(Data entries)
* * *
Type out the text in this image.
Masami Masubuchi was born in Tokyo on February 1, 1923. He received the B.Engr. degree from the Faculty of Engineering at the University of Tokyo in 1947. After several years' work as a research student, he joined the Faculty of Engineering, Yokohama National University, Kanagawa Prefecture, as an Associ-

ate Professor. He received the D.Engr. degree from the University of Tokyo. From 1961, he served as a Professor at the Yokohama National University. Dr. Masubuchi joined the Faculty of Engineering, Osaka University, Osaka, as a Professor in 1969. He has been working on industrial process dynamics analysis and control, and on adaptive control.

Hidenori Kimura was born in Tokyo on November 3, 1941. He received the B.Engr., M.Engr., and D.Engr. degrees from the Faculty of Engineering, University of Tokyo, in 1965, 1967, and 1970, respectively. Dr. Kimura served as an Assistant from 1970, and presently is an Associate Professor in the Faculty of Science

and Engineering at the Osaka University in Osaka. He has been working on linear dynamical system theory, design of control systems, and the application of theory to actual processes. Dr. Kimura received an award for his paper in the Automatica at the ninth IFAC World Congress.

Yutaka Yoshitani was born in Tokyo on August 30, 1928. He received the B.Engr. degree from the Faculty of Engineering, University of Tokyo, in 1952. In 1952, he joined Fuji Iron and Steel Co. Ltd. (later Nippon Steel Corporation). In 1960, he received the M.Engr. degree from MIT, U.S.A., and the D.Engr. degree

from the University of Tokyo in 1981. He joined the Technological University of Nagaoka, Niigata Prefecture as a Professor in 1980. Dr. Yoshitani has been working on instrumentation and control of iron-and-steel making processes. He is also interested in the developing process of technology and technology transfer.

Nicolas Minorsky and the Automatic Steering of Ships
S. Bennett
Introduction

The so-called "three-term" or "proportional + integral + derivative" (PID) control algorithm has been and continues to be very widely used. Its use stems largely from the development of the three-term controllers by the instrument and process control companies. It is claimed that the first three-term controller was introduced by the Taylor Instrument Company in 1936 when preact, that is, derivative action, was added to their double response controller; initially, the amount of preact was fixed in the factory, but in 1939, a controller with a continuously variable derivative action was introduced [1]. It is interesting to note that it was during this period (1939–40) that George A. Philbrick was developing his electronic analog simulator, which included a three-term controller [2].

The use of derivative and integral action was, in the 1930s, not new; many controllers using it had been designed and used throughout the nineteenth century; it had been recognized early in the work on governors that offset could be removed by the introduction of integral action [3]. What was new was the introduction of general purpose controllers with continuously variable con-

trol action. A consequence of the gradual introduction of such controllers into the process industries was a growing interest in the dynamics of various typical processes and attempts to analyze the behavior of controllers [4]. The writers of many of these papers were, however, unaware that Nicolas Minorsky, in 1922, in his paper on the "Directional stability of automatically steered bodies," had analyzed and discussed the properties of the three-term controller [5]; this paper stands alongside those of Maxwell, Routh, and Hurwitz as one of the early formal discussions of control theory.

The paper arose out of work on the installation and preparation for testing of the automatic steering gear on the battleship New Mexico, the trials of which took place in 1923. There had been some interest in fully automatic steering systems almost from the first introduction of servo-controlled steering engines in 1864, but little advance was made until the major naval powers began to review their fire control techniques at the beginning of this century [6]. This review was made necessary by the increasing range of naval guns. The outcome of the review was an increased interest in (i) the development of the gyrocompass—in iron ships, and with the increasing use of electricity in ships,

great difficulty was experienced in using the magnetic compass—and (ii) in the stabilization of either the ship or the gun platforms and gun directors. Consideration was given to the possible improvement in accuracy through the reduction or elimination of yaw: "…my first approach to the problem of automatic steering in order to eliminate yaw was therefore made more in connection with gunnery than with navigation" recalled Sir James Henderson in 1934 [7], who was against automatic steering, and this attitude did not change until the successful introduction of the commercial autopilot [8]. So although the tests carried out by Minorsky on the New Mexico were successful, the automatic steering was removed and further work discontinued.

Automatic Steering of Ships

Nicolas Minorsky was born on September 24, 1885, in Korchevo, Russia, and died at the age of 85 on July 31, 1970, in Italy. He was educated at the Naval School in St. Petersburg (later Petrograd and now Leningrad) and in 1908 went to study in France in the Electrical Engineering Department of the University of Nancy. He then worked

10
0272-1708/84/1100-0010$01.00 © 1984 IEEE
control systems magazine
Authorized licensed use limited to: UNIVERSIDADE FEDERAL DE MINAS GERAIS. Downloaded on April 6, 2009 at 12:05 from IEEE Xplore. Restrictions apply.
* * *
Written exercise: Set down every line of the listing above again, exactly as given.

Written solution:
Type out the text in this image.
Masami Masubuchi was born in Tokyo on February 1, 1923. He received the B.Engr. degree from the Faculty of Engineering at the University of Tokyo in 1947. After several years' work as a research student, he joined the Faculty of Engineering, Yokohama National University, Kanagawa Prefecture, as an Associ-

ate Professor. He received the D.Engr. degree from the University of Tokyo. From 1961, he served as a Professor at the Yokohama National University. Dr. Masubuchi joined the Faculty of Engineering, Osaka University, Osaka, as a Professor in 1969. He has been working on industrial process dynamics analysis and control, and on adaptive control.

Hidenori Kimura was born in Tokyo on November 3, 1941. He received the B.Engr., M.Engr., and D.Engr. degrees from the Faculty of Engineering, University of Tokyo, in 1965, 1967, and 1970, respectively. Dr. Kimura served as an Assistant from 1970, and presently is an Associate Professor in the Faculty of Science

and Engineering at the Osaka University in Osaka. He has been working on linear dynamical system theory, design of control systems, and the application of theory to actual processes. Dr. Kimura received an award for his paper in the Automatica at the ninth IFAC World Congress.

Yutaka Yoshitani was born in Tokyo on August 30, 1928. He received the B.Engr. degree from the Faculty of Engineering, University of Tokyo, in 1952. In 1952, he joined Fuji Iron and Steel Co. Ltd. (later Nippon Steel Corporation). In 1960, he received the M.Engr. degree from MIT, U.S.A., and the D.Engr. degree

from the University of Tokyo in 1981. He joined the Technological University of Nagaoka, Niigata Prefecture as a Professor in 1980. Dr. Yoshitani has been working on instrumentation and control of iron-and-steel making processes. He is also interested in the developing process of technology and technology transfer.

Nicolas Minorsky and the Automatic Steering of Ships
S. Bennett
Introduction

The so-called "three-term" or "proportional + integral + derivative" (PID) control algorithm has been and continues to be very widely used. Its use stems largely from the development of the three-term controllers by the instrument and process control companies. It is claimed that the first three-term controller was introduced by the Taylor Instrument Company in 1936 when preact, that is, derivative action, was added to their double response controller; initially, the amount of preact was fixed in the factory, but in 1939, a controller with a continuously variable derivative action was introduced [1]. It is interesting to note that it was during this period (1939–40) that George A. Philbrick was developing his electronic analog simulator, which included a three-term controller [2].

The use of derivative and integral action was, in the 1930s, not new; many controllers using it had been designed and used throughout the nineteenth century; it had been recognized early in the work on governors that offset could be removed by the introduction of integral action [3]. What was new was the introduction of general purpose controllers with continuously variable con-

trol action. A consequence of the gradual introduction of such controllers into the process industries was a growing interest in the dynamics of various typical processes and attempts to analyze the behavior of controllers [4]. The writers of many of these papers were, however, unaware that Nicolas Minorsky, in 1922, in his paper on the "Directional stability of automatically steered bodies," had analyzed and discussed the properties of the three-term controller [5]; this paper stands alongside those of Maxwell, Routh, and Hurwitz as one of the early formal discussions of control theory.

The paper arose out of work on the installation and preparation for testing of the automatic steering gear on the battleship New Mexico, the trials of which took place in 1923. There had been some interest in fully automatic steering systems almost from the first introduction of servo-controlled steering engines in 1864, but little advance was made until the major naval powers began to review their fire control techniques at the beginning of this century [6]. This review was made necessary by the increasing range of naval guns. The outcome of the review was an increased interest in (i) the development of the gyrocompass—in iron ships, and with the increasing use of electricity in ships,

great difficulty was experienced in using the magnetic compass—and (ii) in the stabilization of either the ship or the gun platforms and gun directors. Consideration was given to the possible improvement in accuracy through the reduction or elimination of yaw: "…my first approach to the problem of automatic steering in order to eliminate yaw was therefore made more in connection with gunnery than with navigation" recalled Sir James Henderson in 1934 [7], who was against automatic steering, and this attitude did not change until the successful introduction of the commercial autopilot [8]. So although the tests carried out by Minorsky on the New Mexico were successful, the automatic steering was removed and further work discontinued.

Automatic Steering of Ships

Nicolas Minorsky was born on September 24, 1885, in Korchevo, Russia, and died at the age of 85 on July 31, 1970, in Italy. He was educated at the Naval School in St. Petersburg (later Petrograd and now Leningrad) and in 1908 went to study in France in the Electrical Engineering Department of the University of Nancy. He then worked

10
0272-1708/84/1100-0010$01.00 © 1984 IEEE
control systems magazine
Authorized licensed use limited to: UNIVERSIDADE FEDERAL DE MINAS GERAIS. Downloaded on April 6, 2009 at 12:05 from IEEE Xplore. Restrictions apply.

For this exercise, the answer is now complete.